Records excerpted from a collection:
################

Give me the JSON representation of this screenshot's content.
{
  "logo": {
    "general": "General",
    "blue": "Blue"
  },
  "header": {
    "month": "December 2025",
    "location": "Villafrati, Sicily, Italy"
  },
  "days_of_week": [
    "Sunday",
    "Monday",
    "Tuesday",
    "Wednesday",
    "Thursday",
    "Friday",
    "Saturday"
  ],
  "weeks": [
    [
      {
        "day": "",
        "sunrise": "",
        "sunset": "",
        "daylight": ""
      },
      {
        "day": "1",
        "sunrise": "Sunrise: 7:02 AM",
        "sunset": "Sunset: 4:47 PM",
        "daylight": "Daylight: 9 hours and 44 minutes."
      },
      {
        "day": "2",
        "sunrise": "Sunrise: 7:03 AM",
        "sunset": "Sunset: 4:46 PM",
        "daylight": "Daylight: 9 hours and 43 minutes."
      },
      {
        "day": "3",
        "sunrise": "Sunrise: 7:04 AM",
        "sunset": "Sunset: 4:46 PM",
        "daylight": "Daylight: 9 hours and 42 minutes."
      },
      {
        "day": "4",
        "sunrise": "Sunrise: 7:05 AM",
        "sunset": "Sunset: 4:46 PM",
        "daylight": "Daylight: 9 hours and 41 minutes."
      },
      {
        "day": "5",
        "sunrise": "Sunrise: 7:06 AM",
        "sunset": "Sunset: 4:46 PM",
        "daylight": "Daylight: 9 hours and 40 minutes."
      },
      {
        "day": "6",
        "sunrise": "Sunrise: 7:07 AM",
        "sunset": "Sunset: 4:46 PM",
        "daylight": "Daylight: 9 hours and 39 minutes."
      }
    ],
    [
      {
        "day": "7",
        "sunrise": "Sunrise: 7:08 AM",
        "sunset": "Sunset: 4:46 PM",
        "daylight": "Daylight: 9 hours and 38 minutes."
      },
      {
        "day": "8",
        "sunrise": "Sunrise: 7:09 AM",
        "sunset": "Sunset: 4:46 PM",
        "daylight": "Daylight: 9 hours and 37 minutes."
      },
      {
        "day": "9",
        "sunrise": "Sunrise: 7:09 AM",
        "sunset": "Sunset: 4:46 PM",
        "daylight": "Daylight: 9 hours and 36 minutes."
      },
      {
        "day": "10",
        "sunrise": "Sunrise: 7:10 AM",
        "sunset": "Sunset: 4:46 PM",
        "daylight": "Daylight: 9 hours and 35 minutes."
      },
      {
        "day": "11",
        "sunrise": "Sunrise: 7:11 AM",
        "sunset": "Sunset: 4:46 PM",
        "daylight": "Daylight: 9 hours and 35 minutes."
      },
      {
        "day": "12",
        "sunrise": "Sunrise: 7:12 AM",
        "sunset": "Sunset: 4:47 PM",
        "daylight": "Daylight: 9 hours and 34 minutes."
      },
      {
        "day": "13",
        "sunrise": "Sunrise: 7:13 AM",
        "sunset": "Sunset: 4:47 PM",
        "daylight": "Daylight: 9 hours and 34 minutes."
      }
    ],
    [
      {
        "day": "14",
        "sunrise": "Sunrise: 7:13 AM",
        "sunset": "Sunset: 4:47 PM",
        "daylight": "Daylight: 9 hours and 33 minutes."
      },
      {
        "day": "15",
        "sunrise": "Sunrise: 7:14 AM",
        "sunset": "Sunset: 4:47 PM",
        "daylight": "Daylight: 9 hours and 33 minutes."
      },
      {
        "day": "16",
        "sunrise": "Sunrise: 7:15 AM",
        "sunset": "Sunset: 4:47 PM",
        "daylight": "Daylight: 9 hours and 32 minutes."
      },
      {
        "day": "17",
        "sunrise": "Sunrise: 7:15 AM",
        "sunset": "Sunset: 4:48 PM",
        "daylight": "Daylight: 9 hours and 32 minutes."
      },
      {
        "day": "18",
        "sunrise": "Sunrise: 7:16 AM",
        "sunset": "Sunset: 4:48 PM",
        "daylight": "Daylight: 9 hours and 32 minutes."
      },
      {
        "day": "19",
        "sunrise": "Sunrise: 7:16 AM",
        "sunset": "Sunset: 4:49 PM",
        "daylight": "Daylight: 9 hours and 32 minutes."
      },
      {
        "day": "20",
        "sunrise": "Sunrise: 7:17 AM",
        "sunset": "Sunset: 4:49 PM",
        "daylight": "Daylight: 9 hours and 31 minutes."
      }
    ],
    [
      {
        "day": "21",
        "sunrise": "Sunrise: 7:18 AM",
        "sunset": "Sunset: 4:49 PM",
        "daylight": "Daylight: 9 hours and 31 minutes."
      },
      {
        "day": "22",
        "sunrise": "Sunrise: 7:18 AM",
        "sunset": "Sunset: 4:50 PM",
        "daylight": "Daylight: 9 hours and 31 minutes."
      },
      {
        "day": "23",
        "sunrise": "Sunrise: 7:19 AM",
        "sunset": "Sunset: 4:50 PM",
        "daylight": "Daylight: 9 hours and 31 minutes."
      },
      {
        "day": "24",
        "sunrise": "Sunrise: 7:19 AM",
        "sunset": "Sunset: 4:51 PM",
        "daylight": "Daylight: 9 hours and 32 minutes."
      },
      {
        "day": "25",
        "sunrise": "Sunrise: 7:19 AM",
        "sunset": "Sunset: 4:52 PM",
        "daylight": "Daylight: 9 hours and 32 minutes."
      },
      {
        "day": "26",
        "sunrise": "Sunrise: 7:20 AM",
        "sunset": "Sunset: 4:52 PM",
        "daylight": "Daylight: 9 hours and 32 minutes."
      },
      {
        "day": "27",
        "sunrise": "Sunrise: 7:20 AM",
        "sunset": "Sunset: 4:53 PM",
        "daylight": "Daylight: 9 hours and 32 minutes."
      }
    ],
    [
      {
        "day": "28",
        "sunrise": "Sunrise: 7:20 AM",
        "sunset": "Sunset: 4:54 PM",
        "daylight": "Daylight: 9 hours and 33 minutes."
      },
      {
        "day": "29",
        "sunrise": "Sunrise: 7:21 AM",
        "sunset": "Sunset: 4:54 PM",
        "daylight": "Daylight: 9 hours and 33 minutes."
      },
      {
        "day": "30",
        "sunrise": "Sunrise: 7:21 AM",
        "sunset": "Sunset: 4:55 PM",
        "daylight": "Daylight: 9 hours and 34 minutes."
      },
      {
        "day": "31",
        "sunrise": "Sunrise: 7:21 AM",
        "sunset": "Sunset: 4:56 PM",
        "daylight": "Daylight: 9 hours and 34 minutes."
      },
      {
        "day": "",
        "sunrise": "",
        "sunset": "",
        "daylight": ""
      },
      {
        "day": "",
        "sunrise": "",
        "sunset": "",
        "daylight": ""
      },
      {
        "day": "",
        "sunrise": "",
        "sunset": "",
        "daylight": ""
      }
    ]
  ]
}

################

◆ GIVEN EXERCISE:
Return every entry exactly as given.

◆ WRITTEN SOLUTION:
Give me the JSON representation of this screenshot's content.
{
  "logo": {
    "general": "General",
    "blue": "Blue"
  },
  "header": {
    "month": "December 2025",
    "location": "Villafrati, Sicily, Italy"
  },
  "days_of_week": [
    "Sunday",
    "Monday",
    "Tuesday",
    "Wednesday",
    "Thursday",
    "Friday",
    "Saturday"
  ],
  "weeks": [
    [
      {
        "day": "",
        "sunrise": "",
        "sunset": "",
        "daylight": ""
      },
      {
        "day": "1",
        "sunrise": "Sunrise: 7:02 AM",
        "sunset": "Sunset: 4:47 PM",
        "daylight": "Daylight: 9 hours and 44 minutes."
      },
      {
        "day": "2",
        "sunrise": "Sunrise: 7:03 AM",
        "sunset": "Sunset: 4:46 PM",
        "daylight": "Daylight: 9 hours and 43 minutes."
      },
      {
        "day": "3",
        "sunrise": "Sunrise: 7:04 AM",
        "sunset": "Sunset: 4:46 PM",
        "daylight": "Daylight: 9 hours and 42 minutes."
      },
      {
        "day": "4",
        "sunrise": "Sunrise: 7:05 AM",
        "sunset": "Sunset: 4:46 PM",
        "daylight": "Daylight: 9 hours and 41 minutes."
      },
      {
        "day": "5",
        "sunrise": "Sunrise: 7:06 AM",
        "sunset": "Sunset: 4:46 PM",
        "daylight": "Daylight: 9 hours and 40 minutes."
      },
      {
        "day": "6",
        "sunrise": "Sunrise: 7:07 AM",
        "sunset": "Sunset: 4:46 PM",
        "daylight": "Daylight: 9 hours and 39 minutes."
      }
    ],
    [
      {
        "day": "7",
        "sunrise": "Sunrise: 7:08 AM",
        "sunset": "Sunset: 4:46 PM",
        "daylight": "Daylight: 9 hours and 38 minutes."
      },
      {
        "day": "8",
        "sunrise": "Sunrise: 7:09 AM",
        "sunset": "Sunset: 4:46 PM",
        "daylight": "Daylight: 9 hours and 37 minutes."
      },
      {
        "day": "9",
        "sunrise": "Sunrise: 7:09 AM",
        "sunset": "Sunset: 4:46 PM",
        "daylight": "Daylight: 9 hours and 36 minutes."
      },
      {
        "day": "10",
        "sunrise": "Sunrise: 7:10 AM",
        "sunset": "Sunset: 4:46 PM",
        "daylight": "Daylight: 9 hours and 35 minutes."
      },
      {
        "day": "11",
        "sunrise": "Sunrise: 7:11 AM",
        "sunset": "Sunset: 4:46 PM",
        "daylight": "Daylight: 9 hours and 35 minutes."
      },
      {
        "day": "12",
        "sunrise": "Sunrise: 7:12 AM",
        "sunset": "Sunset: 4:47 PM",
        "daylight": "Daylight: 9 hours and 34 minutes."
      },
      {
        "day": "13",
        "sunrise": "Sunrise: 7:13 AM",
        "sunset": "Sunset: 4:47 PM",
        "daylight": "Daylight: 9 hours and 34 minutes."
      }
    ],
    [
      {
        "day": "14",
        "sunrise": "Sunrise: 7:13 AM",
        "sunset": "Sunset: 4:47 PM",
        "daylight": "Daylight: 9 hours and 33 minutes."
      },
      {
        "day": "15",
        "sunrise": "Sunrise: 7:14 AM",
        "sunset": "Sunset: 4:47 PM",
        "daylight": "Daylight: 9 hours and 33 minutes."
      },
      {
        "day": "16",
        "sunrise": "Sunrise: 7:15 AM",
        "sunset": "Sunset: 4:47 PM",
        "daylight": "Daylight: 9 hours and 32 minutes."
      },
      {
        "day": "17",
        "sunrise": "Sunrise: 7:15 AM",
        "sunset": "Sunset: 4:48 PM",
        "daylight": "Daylight: 9 hours and 32 minutes."
      },
      {
        "day": "18",
        "sunrise": "Sunrise: 7:16 AM",
        "sunset": "Sunset: 4:48 PM",
        "daylight": "Daylight: 9 hours and 32 minutes."
      },
      {
        "day": "19",
        "sunrise": "Sunrise: 7:16 AM",
        "sunset": "Sunset: 4:49 PM",
        "daylight": "Daylight: 9 hours and 32 minutes."
      },
      {
        "day": "20",
        "sunrise": "Sunrise: 7:17 AM",
        "sunset": "Sunset: 4:49 PM",
        "daylight": "Daylight: 9 hours and 31 minutes."
      }
    ],
    [
      {
        "day": "21",
        "sunrise": "Sunrise: 7:18 AM",
        "sunset": "Sunset: 4:49 PM",
        "daylight": "Daylight: 9 hours and 31 minutes."
      },
      {
        "day": "22",
        "sunrise": "Sunrise: 7:18 AM",
        "sunset": "Sunset: 4:50 PM",
        "daylight": "Daylight: 9 hours and 31 minutes."
      },
      {
        "day": "23",
        "sunrise": "Sunrise: 7:19 AM",
        "sunset": "Sunset: 4:50 PM",
        "daylight": "Daylight: 9 hours and 31 minutes."
      },
      {
        "day": "24",
        "sunrise": "Sunrise: 7:19 AM",
        "sunset": "Sunset: 4:51 PM",
        "daylight": "Daylight: 9 hours and 32 minutes."
      },
      {
        "day": "25",
        "sunrise": "Sunrise: 7:19 AM",
        "sunset": "Sunset: 4:52 PM",
        "daylight": "Daylight: 9 hours and 32 minutes."
      },
      {
        "day": "26",
        "sunrise": "Sunrise: 7:20 AM",
        "sunset": "Sunset: 4:52 PM",
        "daylight": "Daylight: 9 hours and 32 minutes."
      },
      {
        "day": "27",
        "sunrise": "Sunrise: 7:20 AM",
        "sunset": "Sunset: 4:53 PM",
        "daylight": "Daylight: 9 hours and 32 minutes."
      }
    ],
    [
      {
        "day": "28",
        "sunrise": "Sunrise: 7:20 AM",
        "sunset": "Sunset: 4:54 PM",
        "daylight": "Daylight: 9 hours and 33 minutes."
      },
      {
        "day": "29",
        "sunrise": "Sunrise: 7:21 AM",
        "sunset": "Sunset: 4:54 PM",
        "daylight": "Daylight: 9 hours and 33 minutes."
      },
      {
        "day": "30",
        "sunrise": "Sunrise: 7:21 AM",
        "sunset": "Sunset: 4:55 PM",
        "daylight": "Daylight: 9 hours and 34 minutes."
      },
      {
        "day": "31",
        "sunrise": "Sunrise: 7:21 AM",
        "sunset": "Sunset: 4:56 PM",
        "daylight": "Daylight: 9 hours and 34 minutes."
      },
      {
        "day": "",
        "sunrise": "",
        "sunset": "",
        "daylight": ""
      },
      {
        "day": "",
        "sunrise": "",
        "sunset": "",
        "daylight": ""
      },
      {
        "day": "",
        "sunrise": "",
        "sunset": "",
        "daylight": ""
      }
    ]
  ]
}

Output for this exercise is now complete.